## Consigne
Recopiez toutes les lignes en substituant « field-code » à chaque occurrence de « row-code », sans rien changer d'autre.

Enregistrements
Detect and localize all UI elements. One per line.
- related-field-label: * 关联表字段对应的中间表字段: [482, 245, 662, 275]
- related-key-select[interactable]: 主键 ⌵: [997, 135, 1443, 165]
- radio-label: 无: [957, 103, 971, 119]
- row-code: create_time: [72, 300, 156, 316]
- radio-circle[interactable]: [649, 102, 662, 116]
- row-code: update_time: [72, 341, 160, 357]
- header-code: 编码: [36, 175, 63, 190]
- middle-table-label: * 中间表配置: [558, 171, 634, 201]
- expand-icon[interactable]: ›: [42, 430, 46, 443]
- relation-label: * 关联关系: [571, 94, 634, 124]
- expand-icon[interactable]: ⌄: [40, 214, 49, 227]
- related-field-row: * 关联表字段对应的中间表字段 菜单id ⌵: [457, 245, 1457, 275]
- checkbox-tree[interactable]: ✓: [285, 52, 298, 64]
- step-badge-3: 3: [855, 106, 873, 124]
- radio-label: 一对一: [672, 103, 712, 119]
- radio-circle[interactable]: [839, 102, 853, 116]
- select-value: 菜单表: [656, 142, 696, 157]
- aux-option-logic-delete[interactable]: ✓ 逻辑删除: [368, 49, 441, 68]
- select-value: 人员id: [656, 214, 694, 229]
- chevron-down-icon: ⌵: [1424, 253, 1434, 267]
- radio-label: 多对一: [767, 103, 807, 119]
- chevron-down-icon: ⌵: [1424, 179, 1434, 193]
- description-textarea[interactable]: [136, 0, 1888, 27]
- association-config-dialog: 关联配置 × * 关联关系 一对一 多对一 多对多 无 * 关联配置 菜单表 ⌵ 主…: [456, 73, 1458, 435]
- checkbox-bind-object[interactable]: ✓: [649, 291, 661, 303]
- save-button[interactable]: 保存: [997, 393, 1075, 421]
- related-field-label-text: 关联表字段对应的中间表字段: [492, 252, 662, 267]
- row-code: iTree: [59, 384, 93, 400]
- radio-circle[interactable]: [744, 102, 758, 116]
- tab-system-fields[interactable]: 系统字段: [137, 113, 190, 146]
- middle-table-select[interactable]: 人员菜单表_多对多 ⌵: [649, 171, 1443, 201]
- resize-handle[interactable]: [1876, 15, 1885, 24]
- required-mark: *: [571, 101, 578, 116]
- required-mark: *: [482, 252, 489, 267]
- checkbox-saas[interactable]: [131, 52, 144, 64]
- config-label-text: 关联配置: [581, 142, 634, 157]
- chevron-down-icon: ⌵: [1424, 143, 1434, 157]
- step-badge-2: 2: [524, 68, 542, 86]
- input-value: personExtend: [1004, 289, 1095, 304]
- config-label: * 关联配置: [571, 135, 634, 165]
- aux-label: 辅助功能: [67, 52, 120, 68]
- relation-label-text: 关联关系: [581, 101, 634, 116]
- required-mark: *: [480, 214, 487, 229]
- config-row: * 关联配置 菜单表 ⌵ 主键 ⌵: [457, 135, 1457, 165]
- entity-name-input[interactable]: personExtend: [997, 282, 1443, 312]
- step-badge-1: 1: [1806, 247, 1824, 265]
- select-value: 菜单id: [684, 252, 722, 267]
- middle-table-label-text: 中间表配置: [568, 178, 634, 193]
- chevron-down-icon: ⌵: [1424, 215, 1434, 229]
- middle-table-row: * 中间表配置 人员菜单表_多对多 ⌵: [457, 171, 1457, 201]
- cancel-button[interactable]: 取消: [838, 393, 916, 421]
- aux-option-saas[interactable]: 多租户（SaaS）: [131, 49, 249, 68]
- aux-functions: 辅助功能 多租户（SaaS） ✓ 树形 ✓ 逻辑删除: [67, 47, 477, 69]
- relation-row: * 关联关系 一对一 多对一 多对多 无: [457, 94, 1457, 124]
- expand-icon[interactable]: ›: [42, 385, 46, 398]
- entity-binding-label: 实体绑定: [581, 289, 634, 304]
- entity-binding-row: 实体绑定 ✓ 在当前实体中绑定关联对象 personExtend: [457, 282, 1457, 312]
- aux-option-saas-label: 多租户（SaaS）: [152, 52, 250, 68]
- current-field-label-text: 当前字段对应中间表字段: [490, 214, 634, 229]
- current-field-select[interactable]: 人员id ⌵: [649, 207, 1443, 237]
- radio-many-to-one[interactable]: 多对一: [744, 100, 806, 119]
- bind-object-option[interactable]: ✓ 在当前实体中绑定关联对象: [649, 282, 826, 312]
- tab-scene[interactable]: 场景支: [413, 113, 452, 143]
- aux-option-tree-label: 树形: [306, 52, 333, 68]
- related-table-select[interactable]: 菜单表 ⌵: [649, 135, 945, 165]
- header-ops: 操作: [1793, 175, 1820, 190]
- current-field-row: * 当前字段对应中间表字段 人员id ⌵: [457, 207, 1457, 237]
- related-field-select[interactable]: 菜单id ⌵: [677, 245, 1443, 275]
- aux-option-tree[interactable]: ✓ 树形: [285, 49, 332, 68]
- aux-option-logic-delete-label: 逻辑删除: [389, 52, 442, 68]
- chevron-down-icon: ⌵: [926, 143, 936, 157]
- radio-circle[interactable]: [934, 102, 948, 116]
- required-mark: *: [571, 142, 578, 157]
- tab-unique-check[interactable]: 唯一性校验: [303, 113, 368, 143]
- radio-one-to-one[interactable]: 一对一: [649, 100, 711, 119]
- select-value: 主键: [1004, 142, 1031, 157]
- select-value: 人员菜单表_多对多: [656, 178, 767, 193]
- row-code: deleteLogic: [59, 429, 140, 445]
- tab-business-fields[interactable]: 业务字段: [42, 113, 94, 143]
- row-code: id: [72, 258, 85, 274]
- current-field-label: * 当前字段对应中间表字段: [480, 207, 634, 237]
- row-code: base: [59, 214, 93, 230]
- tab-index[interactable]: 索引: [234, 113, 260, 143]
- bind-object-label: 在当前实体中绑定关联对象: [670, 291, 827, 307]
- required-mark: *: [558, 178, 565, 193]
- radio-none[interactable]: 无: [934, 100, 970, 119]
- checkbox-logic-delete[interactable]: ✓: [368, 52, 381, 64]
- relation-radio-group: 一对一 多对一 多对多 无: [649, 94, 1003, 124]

## Réponse rédigée
Detect and localize all UI elements. One per line.
- related-field-label: * 关联表字段对应的中间表字段: [482, 245, 662, 275]
- related-key-select[interactable]: 主键 ⌵: [997, 135, 1443, 165]
- radio-label: 无: [957, 103, 971, 119]
- field-code: create_time: [72, 300, 156, 316]
- radio-circle[interactable]: [649, 102, 662, 116]
- field-code: update_time: [72, 341, 160, 357]
- header-code: 编码: [36, 175, 63, 190]
- middle-table-label: * 中间表配置: [558, 171, 634, 201]
- expand-icon[interactable]: ›: [42, 430, 46, 443]
- relation-label: * 关联关系: [571, 94, 634, 124]
- expand-icon[interactable]: ⌄: [40, 214, 49, 227]
- related-field-row: * 关联表字段对应的中间表字段 菜单id ⌵: [457, 245, 1457, 275]
- checkbox-tree[interactable]: ✓: [285, 52, 298, 64]
- step-badge-3: 3: [855, 106, 873, 124]
- radio-label: 一对一: [672, 103, 712, 119]
- radio-circle[interactable]: [839, 102, 853, 116]
- select-value: 菜单表: [656, 142, 696, 157]
- aux-option-logic-delete[interactable]: ✓ 逻辑删除: [368, 49, 441, 68]
- select-value: 人员id: [656, 214, 694, 229]
- chevron-down-icon: ⌵: [1424, 253, 1434, 267]
- radio-label: 多对一: [767, 103, 807, 119]
- chevron-down-icon: ⌵: [1424, 179, 1434, 193]
- description-textarea[interactable]: [136, 0, 1888, 27]
- association-config-dialog: 关联配置 × * 关联关系 一对一 多对一 多对多 无 * 关联配置 菜单表 ⌵ 主…: [456, 73, 1458, 435]
- checkbox-bind-object[interactable]: ✓: [649, 291, 661, 303]
- save-button[interactable]: 保存: [997, 393, 1075, 421]
- related-field-label-text: 关联表字段对应的中间表字段: [492, 252, 662, 267]
- field-code: iTree: [59, 384, 93, 400]
- radio-circle[interactable]: [744, 102, 758, 116]
- tab-system-fields[interactable]: 系统字段: [137, 113, 190, 146]
- middle-table-select[interactable]: 人员菜单表_多对多 ⌵: [649, 171, 1443, 201]
- resize-handle[interactable]: [1876, 15, 1885, 24]
- required-mark: *: [571, 101, 578, 116]
- required-mark: *: [482, 252, 489, 267]
- checkbox-saas[interactable]: [131, 52, 144, 64]
- config-label-text: 关联配置: [581, 142, 634, 157]
- chevron-down-icon: ⌵: [1424, 143, 1434, 157]
- step-badge-2: 2: [524, 68, 542, 86]
- input-value: personExtend: [1004, 289, 1095, 304]
- config-label: * 关联配置: [571, 135, 634, 165]
- aux-label: 辅助功能: [67, 52, 120, 68]
- relation-label-text: 关联关系: [581, 101, 634, 116]
- required-mark: *: [480, 214, 487, 229]
- config-row: * 关联配置 菜单表 ⌵ 主键 ⌵: [457, 135, 1457, 165]
- entity-name-input[interactable]: personExtend: [997, 282, 1443, 312]
- step-badge-1: 1: [1806, 247, 1824, 265]
- select-value: 菜单id: [684, 252, 722, 267]
- middle-table-label-text: 中间表配置: [568, 178, 634, 193]
- chevron-down-icon: ⌵: [1424, 215, 1434, 229]
- middle-table-row: * 中间表配置 人员菜单表_多对多 ⌵: [457, 171, 1457, 201]
- cancel-button[interactable]: 取消: [838, 393, 916, 421]
- aux-option-saas[interactable]: 多租户（SaaS）: [131, 49, 249, 68]
- aux-functions: 辅助功能 多租户（SaaS） ✓ 树形 ✓ 逻辑删除: [67, 47, 477, 69]
- relation-row: * 关联关系 一对一 多对一 多对多 无: [457, 94, 1457, 124]
- expand-icon[interactable]: ›: [42, 385, 46, 398]
- entity-binding-label: 实体绑定: [581, 289, 634, 304]
- entity-binding-row: 实体绑定 ✓ 在当前实体中绑定关联对象 personExtend: [457, 282, 1457, 312]
- aux-option-saas-label: 多租户（SaaS）: [152, 52, 250, 68]
- current-field-label-text: 当前字段对应中间表字段: [490, 214, 634, 229]
- current-field-select[interactable]: 人员id ⌵: [649, 207, 1443, 237]
- radio-many-to-one[interactable]: 多对一: [744, 100, 806, 119]
- bind-object-option[interactable]: ✓ 在当前实体中绑定关联对象: [649, 282, 826, 312]
- tab-scene[interactable]: 场景支: [413, 113, 452, 143]
- aux-option-tree-label: 树形: [306, 52, 333, 68]
- related-table-select[interactable]: 菜单表 ⌵: [649, 135, 945, 165]
- header-ops: 操作: [1793, 175, 1820, 190]
- current-field-row: * 当前字段对应中间表字段 人员id ⌵: [457, 207, 1457, 237]
- related-field-select[interactable]: 菜单id ⌵: [677, 245, 1443, 275]
- aux-option-tree[interactable]: ✓ 树形: [285, 49, 332, 68]
- aux-option-logic-delete-label: 逻辑删除: [389, 52, 442, 68]
- chevron-down-icon: ⌵: [926, 143, 936, 157]
- radio-circle[interactable]: [934, 102, 948, 116]
- required-mark: *: [571, 142, 578, 157]
- tab-unique-check[interactable]: 唯一性校验: [303, 113, 368, 143]
- radio-one-to-one[interactable]: 一对一: [649, 100, 711, 119]
- select-value: 主键: [1004, 142, 1031, 157]
- select-value: 人员菜单表_多对多: [656, 178, 767, 193]
- field-code: deleteLogic: [59, 429, 140, 445]
- tab-business-fields[interactable]: 业务字段: [42, 113, 94, 143]
- field-code: id: [72, 258, 85, 274]
- current-field-label: * 当前字段对应中间表字段: [480, 207, 634, 237]
- field-code: base: [59, 214, 93, 230]
- tab-index[interactable]: 索引: [234, 113, 260, 143]
- bind-object-label: 在当前实体中绑定关联对象: [670, 291, 827, 307]
- required-mark: *: [558, 178, 565, 193]
- radio-none[interactable]: 无: [934, 100, 970, 119]
- checkbox-logic-delete[interactable]: ✓: [368, 52, 381, 64]
- relation-radio-group: 一对一 多对一 多对多 无: [649, 94, 1003, 124]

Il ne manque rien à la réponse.